#### [What is expected]
Extract all lines in the data that contain the word "photo".

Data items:
--------
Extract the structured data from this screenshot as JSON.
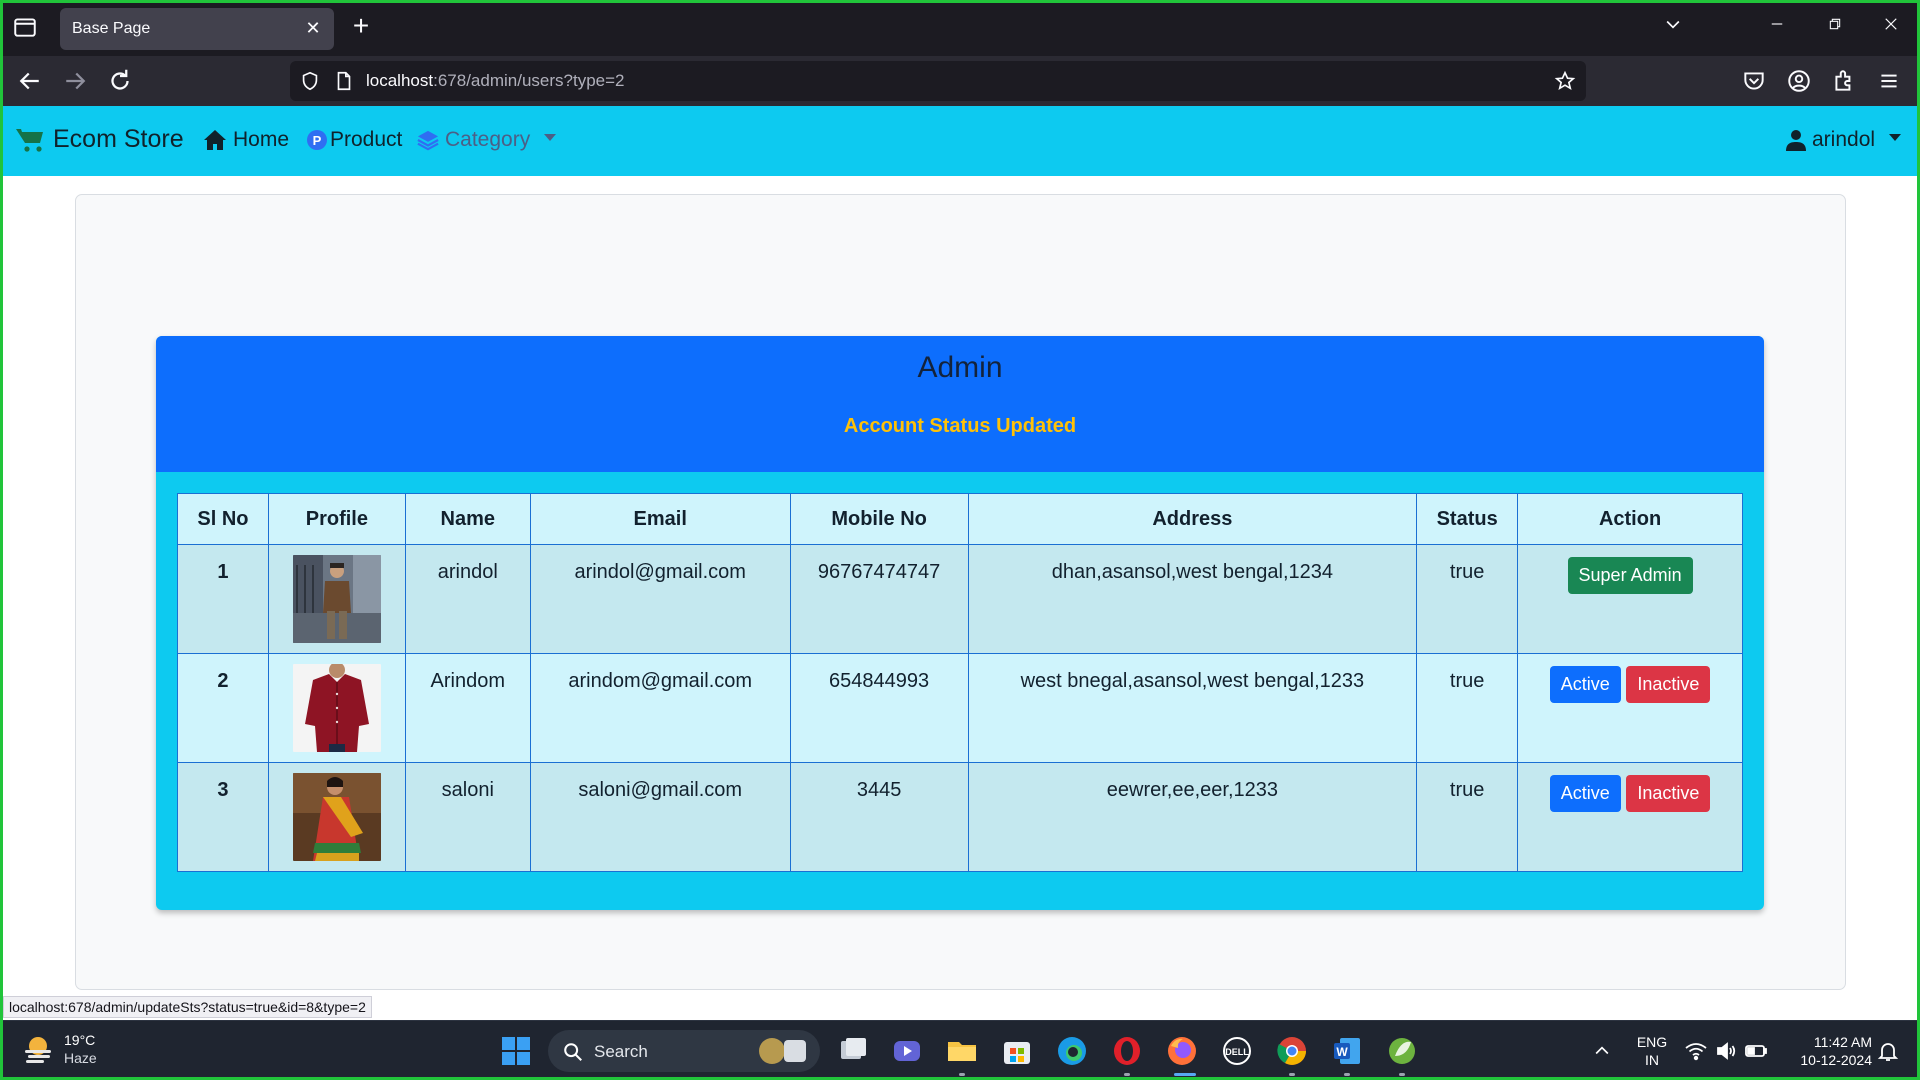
{
  "browser": {
    "tab_title": "Base Page",
    "url_host": "localhost",
    "url_path": ":678/admin/users?type=2",
    "status_url": "localhost:678/admin/updateSts?status=true&id=8&type=2"
  },
  "nav": {
    "brand": "Ecom Store",
    "home": "Home",
    "product": "Product",
    "category": "Category",
    "user": "arindol"
  },
  "page": {
    "title": "Admin",
    "message": "Account Status Updated"
  },
  "table": {
    "headers": [
      "Sl No",
      "Profile",
      "Name",
      "Email",
      "Mobile No",
      "Address",
      "Status",
      "Action"
    ],
    "rows": [
      {
        "sl": "1",
        "profile": "man-jacket-photo",
        "name": "arindol",
        "email": "arindol@gmail.com",
        "mobile": "96767474747",
        "address": "dhan,asansol,west bengal,1234",
        "status": "true",
        "actions": [
          "Super Admin"
        ]
      },
      {
        "sl": "2",
        "profile": "red-shirt-photo",
        "name": "Arindom",
        "email": "arindom@gmail.com",
        "mobile": "654844993",
        "address": "west bnegal,asansol,west bengal,1233",
        "status": "true",
        "actions": [
          "Active",
          "Inactive"
        ]
      },
      {
        "sl": "3",
        "profile": "saree-photo",
        "name": "saloni",
        "email": "saloni@gmail.com",
        "mobile": "3445",
        "address": "eewrer,ee,eer,1233",
        "status": "true",
        "actions": [
          "Active",
          "Inactive"
        ]
      }
    ]
  },
  "taskbar": {
    "temperature": "19°C",
    "weather": "Haze",
    "search": "Search",
    "lang": "ENG",
    "region": "IN",
    "time": "11:42 AM",
    "date": "10-12-2024"
  },
  "colors": {
    "navbar": "#0dcaf0",
    "header": "#0d6efd",
    "message": "#ffc107",
    "super_admin": "#198754",
    "active": "#0d6efd",
    "inactive": "#dc3545"
  }
}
--------
#### [Solution to this task]
        "profile": "man-jacket-photo",
        "profile": "red-shirt-photo",
        "profile": "saree-photo",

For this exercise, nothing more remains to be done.